## Written problem
Write out the material exactly. Do not include the pictures.

--- begin Stored records ---

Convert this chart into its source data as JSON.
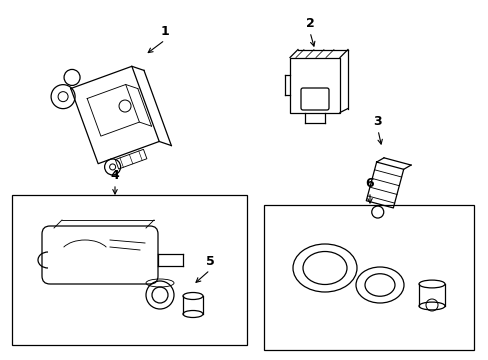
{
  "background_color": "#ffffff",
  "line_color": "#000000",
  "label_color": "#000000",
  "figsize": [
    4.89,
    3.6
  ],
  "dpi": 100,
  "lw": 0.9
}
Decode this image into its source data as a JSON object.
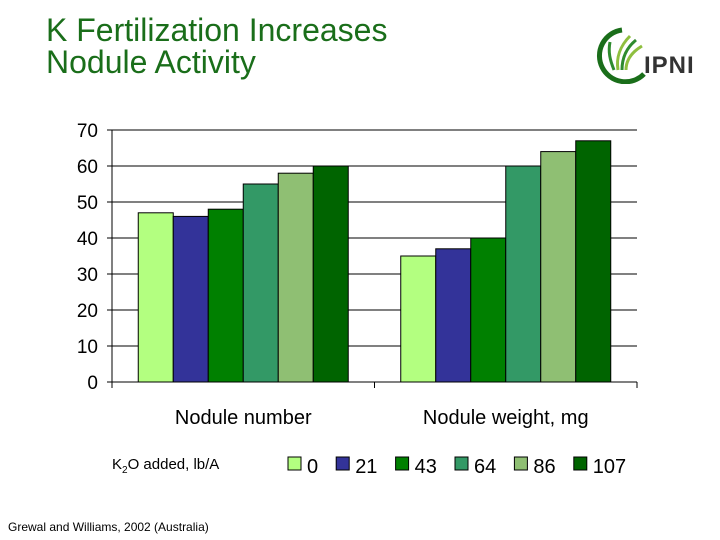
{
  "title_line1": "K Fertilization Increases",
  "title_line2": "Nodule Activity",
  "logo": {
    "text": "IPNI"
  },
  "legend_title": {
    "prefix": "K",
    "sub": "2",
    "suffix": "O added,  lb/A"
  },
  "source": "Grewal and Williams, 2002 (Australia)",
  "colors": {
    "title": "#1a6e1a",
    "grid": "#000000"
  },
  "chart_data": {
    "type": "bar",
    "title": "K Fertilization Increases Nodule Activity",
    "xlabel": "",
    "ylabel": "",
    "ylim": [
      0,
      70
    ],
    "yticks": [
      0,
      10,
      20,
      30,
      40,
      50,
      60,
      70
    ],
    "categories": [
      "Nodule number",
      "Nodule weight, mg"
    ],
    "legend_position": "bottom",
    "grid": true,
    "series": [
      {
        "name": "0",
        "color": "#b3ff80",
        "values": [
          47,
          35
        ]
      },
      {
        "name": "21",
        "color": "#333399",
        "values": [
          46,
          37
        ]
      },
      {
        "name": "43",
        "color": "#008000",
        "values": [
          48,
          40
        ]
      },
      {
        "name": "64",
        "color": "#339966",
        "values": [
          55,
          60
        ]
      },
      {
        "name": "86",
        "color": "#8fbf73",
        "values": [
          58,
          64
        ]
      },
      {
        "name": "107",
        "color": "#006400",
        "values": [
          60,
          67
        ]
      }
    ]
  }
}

--- end Stored records ---

## Solution to the problem
Convert this chart into its source data as JSON.
{
  "background_color": "#ffffff",
  "line_color": "#000000",
  "label_color": "#000000",
  "figsize": [
    4.89,
    3.6
  ],
  "dpi": 100,
  "lw": 0.9
}
Decode this image into its source data as a JSON object.
{
  "title_line1": "K Fertilization Increases",
  "title_line2": "Nodule Activity",
  "logo": {
    "text": "IPNI"
  },
  "legend_title": {
    "prefix": "K",
    "sub": "2",
    "suffix": "O added,  lb/A"
  },
  "source": "Grewal and Williams, 2002 (Australia)",
  "colors": {
    "title": "#1a6e1a",
    "grid": "#000000"
  },
  "chart_data": {
    "type": "bar",
    "title": "K Fertilization Increases Nodule Activity",
    "xlabel": "",
    "ylabel": "",
    "ylim": [
      0,
      70
    ],
    "yticks": [
      0,
      10,
      20,
      30,
      40,
      50,
      60,
      70
    ],
    "categories": [
      "Nodule number",
      "Nodule weight, mg"
    ],
    "legend_position": "bottom",
    "grid": true,
    "series": [
      {
        "name": "0",
        "color": "#b3ff80",
        "values": [
          47,
          35
        ]
      },
      {
        "name": "21",
        "color": "#333399",
        "values": [
          46,
          37
        ]
      },
      {
        "name": "43",
        "color": "#008000",
        "values": [
          48,
          40
        ]
      },
      {
        "name": "64",
        "color": "#339966",
        "values": [
          55,
          60
        ]
      },
      {
        "name": "86",
        "color": "#8fbf73",
        "values": [
          58,
          64
        ]
      },
      {
        "name": "107",
        "color": "#006400",
        "values": [
          60,
          67
        ]
      }
    ]
  }
}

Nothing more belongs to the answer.